[Start]
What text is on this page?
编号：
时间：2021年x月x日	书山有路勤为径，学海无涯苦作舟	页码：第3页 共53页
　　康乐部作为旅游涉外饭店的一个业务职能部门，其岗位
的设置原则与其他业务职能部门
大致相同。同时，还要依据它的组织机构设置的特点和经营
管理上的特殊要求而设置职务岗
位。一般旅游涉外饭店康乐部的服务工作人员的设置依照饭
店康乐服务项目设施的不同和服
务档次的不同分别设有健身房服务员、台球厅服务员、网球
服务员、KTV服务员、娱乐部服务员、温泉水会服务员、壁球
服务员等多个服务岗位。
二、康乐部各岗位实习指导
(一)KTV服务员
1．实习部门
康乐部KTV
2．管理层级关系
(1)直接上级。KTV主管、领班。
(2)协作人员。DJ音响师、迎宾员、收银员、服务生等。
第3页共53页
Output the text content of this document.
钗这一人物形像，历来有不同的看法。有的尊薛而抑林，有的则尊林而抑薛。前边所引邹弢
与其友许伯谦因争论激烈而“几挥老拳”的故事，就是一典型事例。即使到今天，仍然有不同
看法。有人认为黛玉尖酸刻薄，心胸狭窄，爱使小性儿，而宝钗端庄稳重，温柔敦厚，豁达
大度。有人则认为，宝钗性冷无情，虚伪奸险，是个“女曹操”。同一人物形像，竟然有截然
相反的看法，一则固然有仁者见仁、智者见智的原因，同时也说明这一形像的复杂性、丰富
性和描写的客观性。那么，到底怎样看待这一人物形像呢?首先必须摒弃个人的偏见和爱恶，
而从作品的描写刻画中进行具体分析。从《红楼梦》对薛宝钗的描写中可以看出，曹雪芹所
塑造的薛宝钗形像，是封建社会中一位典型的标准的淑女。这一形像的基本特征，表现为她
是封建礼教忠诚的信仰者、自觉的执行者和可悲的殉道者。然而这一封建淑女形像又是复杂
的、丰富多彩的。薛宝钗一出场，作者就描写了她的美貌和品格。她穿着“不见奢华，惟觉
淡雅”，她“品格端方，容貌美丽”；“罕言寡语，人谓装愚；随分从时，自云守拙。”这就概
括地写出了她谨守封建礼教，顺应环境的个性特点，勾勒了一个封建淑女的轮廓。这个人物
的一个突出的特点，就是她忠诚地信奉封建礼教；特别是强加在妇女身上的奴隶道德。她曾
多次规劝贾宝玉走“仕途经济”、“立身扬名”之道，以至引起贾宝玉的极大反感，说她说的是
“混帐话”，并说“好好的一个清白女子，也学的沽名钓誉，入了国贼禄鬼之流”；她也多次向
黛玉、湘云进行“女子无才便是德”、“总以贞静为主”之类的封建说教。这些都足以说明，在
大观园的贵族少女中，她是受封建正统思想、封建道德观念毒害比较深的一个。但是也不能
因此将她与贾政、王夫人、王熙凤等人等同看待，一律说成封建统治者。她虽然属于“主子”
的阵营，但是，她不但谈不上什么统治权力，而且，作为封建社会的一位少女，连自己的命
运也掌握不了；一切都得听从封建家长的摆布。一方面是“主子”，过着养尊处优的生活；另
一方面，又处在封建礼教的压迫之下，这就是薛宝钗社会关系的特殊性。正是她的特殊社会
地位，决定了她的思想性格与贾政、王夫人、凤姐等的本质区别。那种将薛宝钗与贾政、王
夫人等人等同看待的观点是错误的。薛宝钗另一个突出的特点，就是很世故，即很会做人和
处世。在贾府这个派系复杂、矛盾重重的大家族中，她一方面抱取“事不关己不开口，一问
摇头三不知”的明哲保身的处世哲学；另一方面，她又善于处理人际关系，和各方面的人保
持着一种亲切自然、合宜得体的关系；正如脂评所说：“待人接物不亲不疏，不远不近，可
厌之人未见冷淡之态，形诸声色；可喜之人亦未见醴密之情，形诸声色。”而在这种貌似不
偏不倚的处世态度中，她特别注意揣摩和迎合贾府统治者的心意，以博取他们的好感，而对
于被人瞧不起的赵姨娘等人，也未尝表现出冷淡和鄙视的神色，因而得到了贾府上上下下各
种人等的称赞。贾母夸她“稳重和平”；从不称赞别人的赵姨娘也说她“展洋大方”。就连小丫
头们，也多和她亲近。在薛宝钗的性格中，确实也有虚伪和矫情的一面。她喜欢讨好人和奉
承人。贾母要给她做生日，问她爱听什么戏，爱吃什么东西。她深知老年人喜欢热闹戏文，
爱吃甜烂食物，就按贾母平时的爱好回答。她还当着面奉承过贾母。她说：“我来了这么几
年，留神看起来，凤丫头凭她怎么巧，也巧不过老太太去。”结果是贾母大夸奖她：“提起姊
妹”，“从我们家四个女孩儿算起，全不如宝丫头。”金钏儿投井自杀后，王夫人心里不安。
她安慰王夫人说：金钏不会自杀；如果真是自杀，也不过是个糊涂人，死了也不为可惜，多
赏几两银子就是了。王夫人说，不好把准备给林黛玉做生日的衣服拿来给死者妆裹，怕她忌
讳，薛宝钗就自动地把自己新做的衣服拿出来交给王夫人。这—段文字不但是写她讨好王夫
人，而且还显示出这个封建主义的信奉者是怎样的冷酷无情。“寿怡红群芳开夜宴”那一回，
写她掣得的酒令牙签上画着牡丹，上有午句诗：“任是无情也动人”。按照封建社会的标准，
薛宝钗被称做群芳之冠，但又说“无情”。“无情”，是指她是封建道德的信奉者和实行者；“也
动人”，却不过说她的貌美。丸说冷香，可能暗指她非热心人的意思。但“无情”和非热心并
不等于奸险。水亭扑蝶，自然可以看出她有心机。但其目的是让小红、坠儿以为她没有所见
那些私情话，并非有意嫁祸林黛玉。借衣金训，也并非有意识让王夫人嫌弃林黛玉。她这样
[End]
Written exercise: Reproduce each line verbatim.

Right answer:
What text is on this page?
编号：
时间：2021年x月x日	书山有路勤为径，学海无涯苦作舟	页码：第3页 共53页
　　康乐部作为旅游涉外饭店的一个业务职能部门，其岗位
的设置原则与其他业务职能部门
大致相同。同时，还要依据它的组织机构设置的特点和经营
管理上的特殊要求而设置职务岗
位。一般旅游涉外饭店康乐部的服务工作人员的设置依照饭
店康乐服务项目设施的不同和服
务档次的不同分别设有健身房服务员、台球厅服务员、网球
服务员、KTV服务员、娱乐部服务员、温泉水会服务员、壁球
服务员等多个服务岗位。
二、康乐部各岗位实习指导
(一)KTV服务员
1．实习部门
康乐部KTV
2．管理层级关系
(1)直接上级。KTV主管、领班。
(2)协作人员。DJ音响师、迎宾员、收银员、服务生等。
第3页共53页
Output the text content of this document.
钗这一人物形像，历来有不同的看法。有的尊薛而抑林，有的则尊林而抑薛。前边所引邹弢
与其友许伯谦因争论激烈而“几挥老拳”的故事，就是一典型事例。即使到今天，仍然有不同
看法。有人认为黛玉尖酸刻薄，心胸狭窄，爱使小性儿，而宝钗端庄稳重，温柔敦厚，豁达
大度。有人则认为，宝钗性冷无情，虚伪奸险，是个“女曹操”。同一人物形像，竟然有截然
相反的看法，一则固然有仁者见仁、智者见智的原因，同时也说明这一形像的复杂性、丰富
性和描写的客观性。那么，到底怎样看待这一人物形像呢?首先必须摒弃个人的偏见和爱恶，
而从作品的描写刻画中进行具体分析。从《红楼梦》对薛宝钗的描写中可以看出，曹雪芹所
塑造的薛宝钗形像，是封建社会中一位典型的标准的淑女。这一形像的基本特征，表现为她
是封建礼教忠诚的信仰者、自觉的执行者和可悲的殉道者。然而这一封建淑女形像又是复杂
的、丰富多彩的。薛宝钗一出场，作者就描写了她的美貌和品格。她穿着“不见奢华，惟觉
淡雅”，她“品格端方，容貌美丽”；“罕言寡语，人谓装愚；随分从时，自云守拙。”这就概
括地写出了她谨守封建礼教，顺应环境的个性特点，勾勒了一个封建淑女的轮廓。这个人物
的一个突出的特点，就是她忠诚地信奉封建礼教；特别是强加在妇女身上的奴隶道德。她曾
多次规劝贾宝玉走“仕途经济”、“立身扬名”之道，以至引起贾宝玉的极大反感，说她说的是
“混帐话”，并说“好好的一个清白女子，也学的沽名钓誉，入了国贼禄鬼之流”；她也多次向
黛玉、湘云进行“女子无才便是德”、“总以贞静为主”之类的封建说教。这些都足以说明，在
大观园的贵族少女中，她是受封建正统思想、封建道德观念毒害比较深的一个。但是也不能
因此将她与贾政、王夫人、王熙凤等人等同看待，一律说成封建统治者。她虽然属于“主子”
的阵营，但是，她不但谈不上什么统治权力，而且，作为封建社会的一位少女，连自己的命
运也掌握不了；一切都得听从封建家长的摆布。一方面是“主子”，过着养尊处优的生活；另
一方面，又处在封建礼教的压迫之下，这就是薛宝钗社会关系的特殊性。正是她的特殊社会
地位，决定了她的思想性格与贾政、王夫人、凤姐等的本质区别。那种将薛宝钗与贾政、王
夫人等人等同看待的观点是错误的。薛宝钗另一个突出的特点，就是很世故，即很会做人和
处世。在贾府这个派系复杂、矛盾重重的大家族中，她一方面抱取“事不关己不开口，一问
摇头三不知”的明哲保身的处世哲学；另一方面，她又善于处理人际关系，和各方面的人保
持着一种亲切自然、合宜得体的关系；正如脂评所说：“待人接物不亲不疏，不远不近，可
厌之人未见冷淡之态，形诸声色；可喜之人亦未见醴密之情，形诸声色。”而在这种貌似不
偏不倚的处世态度中，她特别注意揣摩和迎合贾府统治者的心意，以博取他们的好感，而对
于被人瞧不起的赵姨娘等人，也未尝表现出冷淡和鄙视的神色，因而得到了贾府上上下下各
种人等的称赞。贾母夸她“稳重和平”；从不称赞别人的赵姨娘也说她“展洋大方”。就连小丫
头们，也多和她亲近。在薛宝钗的性格中，确实也有虚伪和矫情的一面。她喜欢讨好人和奉
承人。贾母要给她做生日，问她爱听什么戏，爱吃什么东西。她深知老年人喜欢热闹戏文，
爱吃甜烂食物，就按贾母平时的爱好回答。她还当着面奉承过贾母。她说：“我来了这么几
年，留神看起来，凤丫头凭她怎么巧，也巧不过老太太去。”结果是贾母大夸奖她：“提起姊
妹”，“从我们家四个女孩儿算起，全不如宝丫头。”金钏儿投井自杀后，王夫人心里不安。
她安慰王夫人说：金钏不会自杀；如果真是自杀，也不过是个糊涂人，死了也不为可惜，多
赏几两银子就是了。王夫人说，不好把准备给林黛玉做生日的衣服拿来给死者妆裹，怕她忌
讳，薛宝钗就自动地把自己新做的衣服拿出来交给王夫人。这—段文字不但是写她讨好王夫
人，而且还显示出这个封建主义的信奉者是怎样的冷酷无情。“寿怡红群芳开夜宴”那一回，
写她掣得的酒令牙签上画着牡丹，上有午句诗：“任是无情也动人”。按照封建社会的标准，
薛宝钗被称做群芳之冠，但又说“无情”。“无情”，是指她是封建道德的信奉者和实行者；“也
动人”，却不过说她的貌美。丸说冷香，可能暗指她非热心人的意思。但“无情”和非热心并
不等于奸险。水亭扑蝶，自然可以看出她有心机。但其目的是让小红、坠儿以为她没有所见
那些私情话，并非有意嫁祸林黛玉。借衣金训，也并非有意识让王夫人嫌弃林黛玉。她这样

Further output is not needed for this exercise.